### EXERCISE BRIEF
The entries below are to be returned as written, with all pictures dropped.

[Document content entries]
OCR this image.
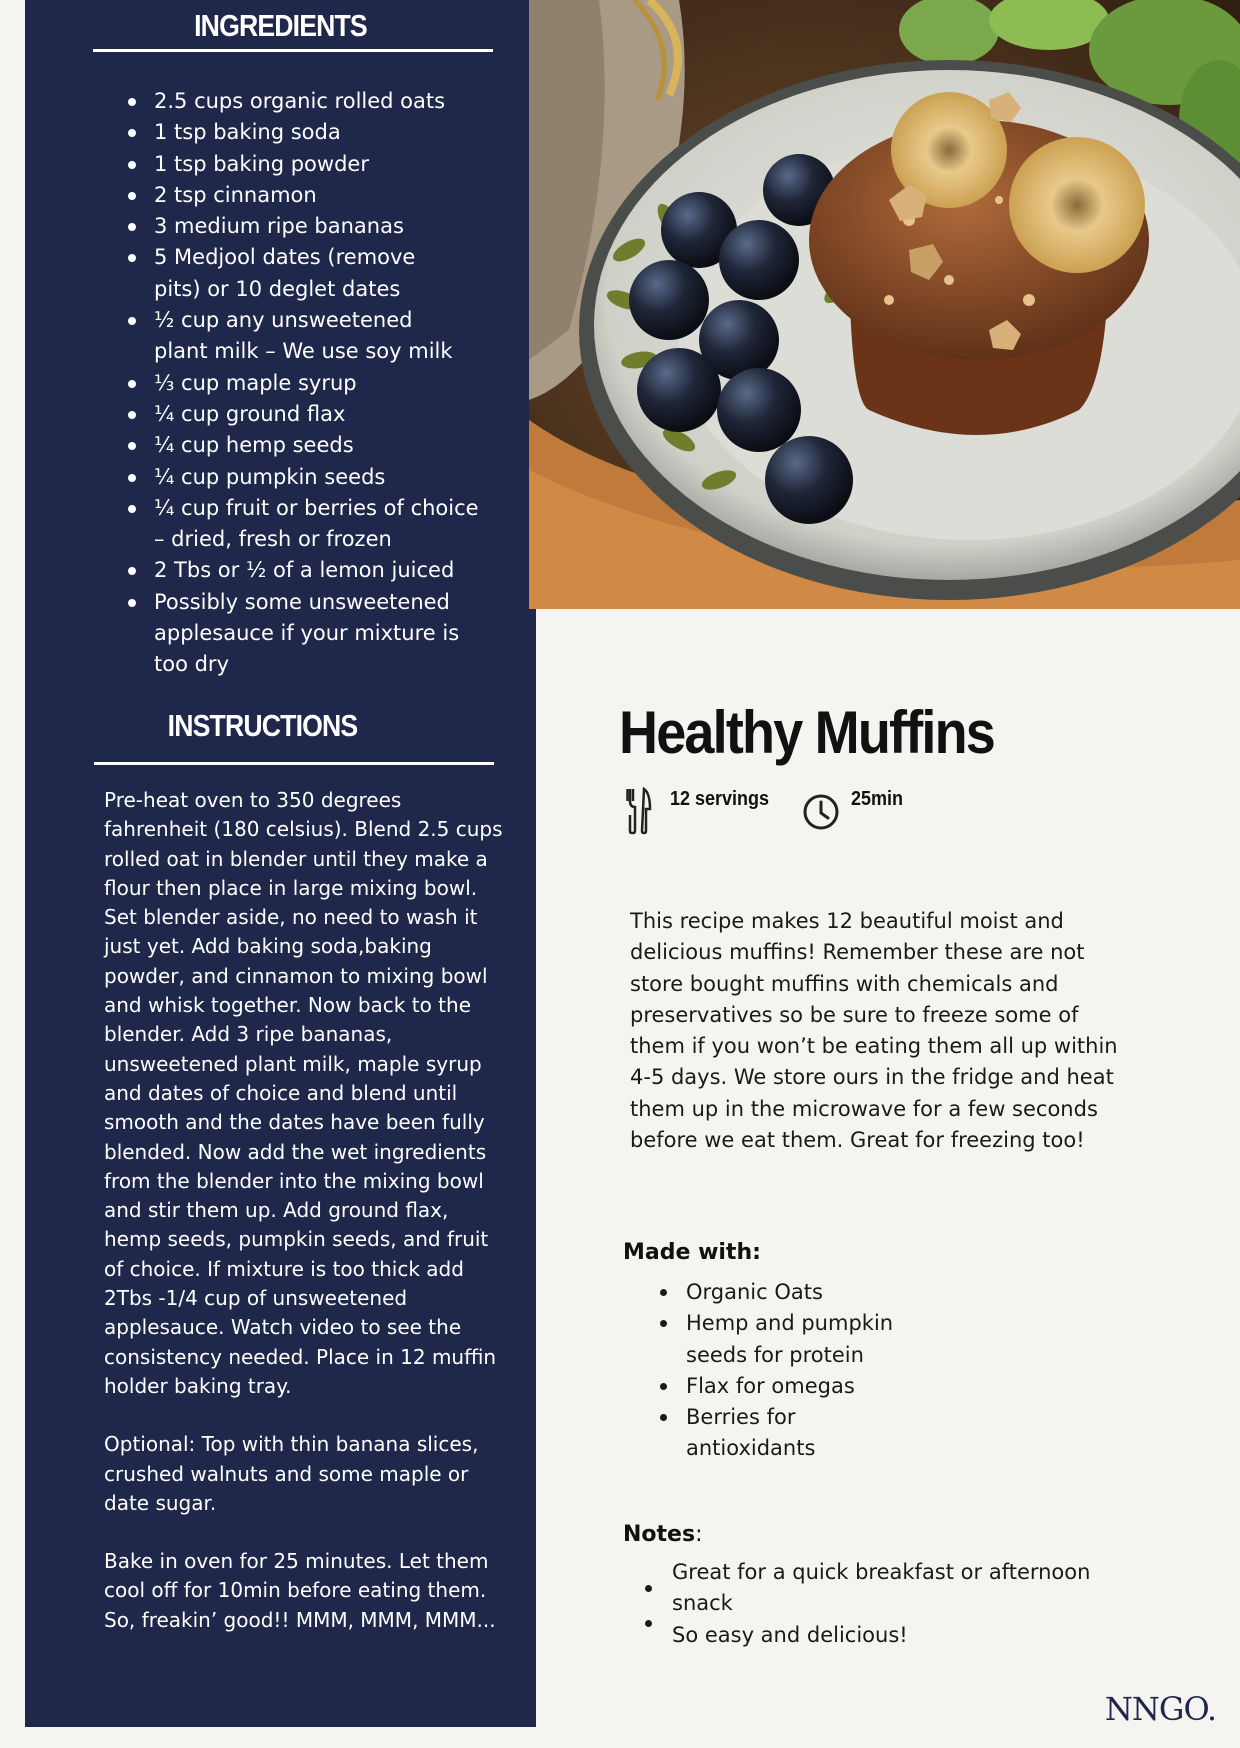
INGREDIENTS
2.5 cups organic rolled oats
1 tsp baking soda
1 tsp baking powder
2 tsp cinnamon
3 medium ripe bananas
5 Medjool dates (remove pits) or 10 deglet dates
½ cup any unsweetened plant milk – We use soy milk
⅓ cup maple syrup
¼ cup ground flax
¼ cup hemp seeds
¼ cup pumpkin seeds
¼ cup fruit or berries of choice – dried, fresh or frozen
2 Tbs or ½ of a lemon juiced
Possibly some unsweetened applesauce if your mixture is too dry
INSTRUCTIONS

Pre-heat oven to 350 degrees fahrenheit (180 celsius). Blend 2.5 cups rolled oat in blender until they make a flour then place in large mixing bowl. Set blender aside, no need to wash it just yet. Add baking soda,baking powder, and cinnamon to mixing bowl and whisk together. Now back to the blender. Add 3 ripe bananas, unsweetened plant milk, maple syrup and dates of choice and blend until smooth and the dates have been fully blended. Now add the wet ingredients from the blender into the mixing bowl and stir them up. Add ground flax, hemp seeds, pumpkin seeds, and fruit of choice. If mixture is too thick add 2Tbs -1/4 cup of unsweetened applesauce. Watch video to see the consistency needed. Place in 12 muffin holder baking tray.

Optional: Top with thin banana slices, crushed walnuts and some maple or date sugar.

Bake in oven for 25 minutes. Let them cool off for 10min before eating them. So, freakin’ good!! MMM, MMM, MMM...

Healthy Muffins
12 servings	25min
This recipe makes 12 beautiful moist and delicious muffins! Remember these are not store bought muffins with chemicals and preservatives so be sure to freeze some of them if you won’t be eating them all up within 4-5 days. We store ours in the fridge and heat them up in the microwave for a few seconds before we eat them. Great for freezing too!
Made with:
Organic Oats
Hemp and pumpkin seeds for protein
Flax for omegas
Berries for antioxidants
Notes:
Great for a quick breakfast or afternoon snack
So easy and delicious!
NNGO.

### RESPONSE
OCR this image.
INGREDIENTS
2.5 cups organic rolled oats
1 tsp baking soda
1 tsp baking powder
2 tsp cinnamon
3 medium ripe bananas
5 Medjool dates (remove pits) or 10 deglet dates
½ cup any unsweetened plant milk – We use soy milk
⅓ cup maple syrup
¼ cup ground flax
¼ cup hemp seeds
¼ cup pumpkin seeds
¼ cup fruit or berries of choice – dried, fresh or frozen
2 Tbs or ½ of a lemon juiced
Possibly some unsweetened applesauce if your mixture is too dry
INSTRUCTIONS

Pre-heat oven to 350 degrees fahrenheit (180 celsius). Blend 2.5 cups rolled oat in blender until they make a flour then place in large mixing bowl. Set blender aside, no need to wash it just yet. Add baking soda,baking powder, and cinnamon to mixing bowl and whisk together. Now back to the blender. Add 3 ripe bananas, unsweetened plant milk, maple syrup and dates of choice and blend until smooth and the dates have been fully blended. Now add the wet ingredients from the blender into the mixing bowl and stir them up. Add ground flax, hemp seeds, pumpkin seeds, and fruit of choice. If mixture is too thick add 2Tbs -1/4 cup of unsweetened applesauce. Watch video to see the consistency needed. Place in 12 muffin holder baking tray.

Optional: Top with thin banana slices, crushed walnuts and some maple or date sugar.

Bake in oven for 25 minutes. Let them cool off for 10min before eating them. So, freakin’ good!! MMM, MMM, MMM...

Healthy Muffins
12 servings	25min
This recipe makes 12 beautiful moist and delicious muffins! Remember these are not store bought muffins with chemicals and preservatives so be sure to freeze some of them if you won’t be eating them all up within 4-5 days. We store ours in the fridge and heat them up in the microwave for a few seconds before we eat them. Great for freezing too!
Made with:
Organic Oats
Hemp and pumpkin seeds for protein
Flax for omegas
Berries for antioxidants
Notes:
Great for a quick breakfast or afternoon snack
So easy and delicious!
NNGO.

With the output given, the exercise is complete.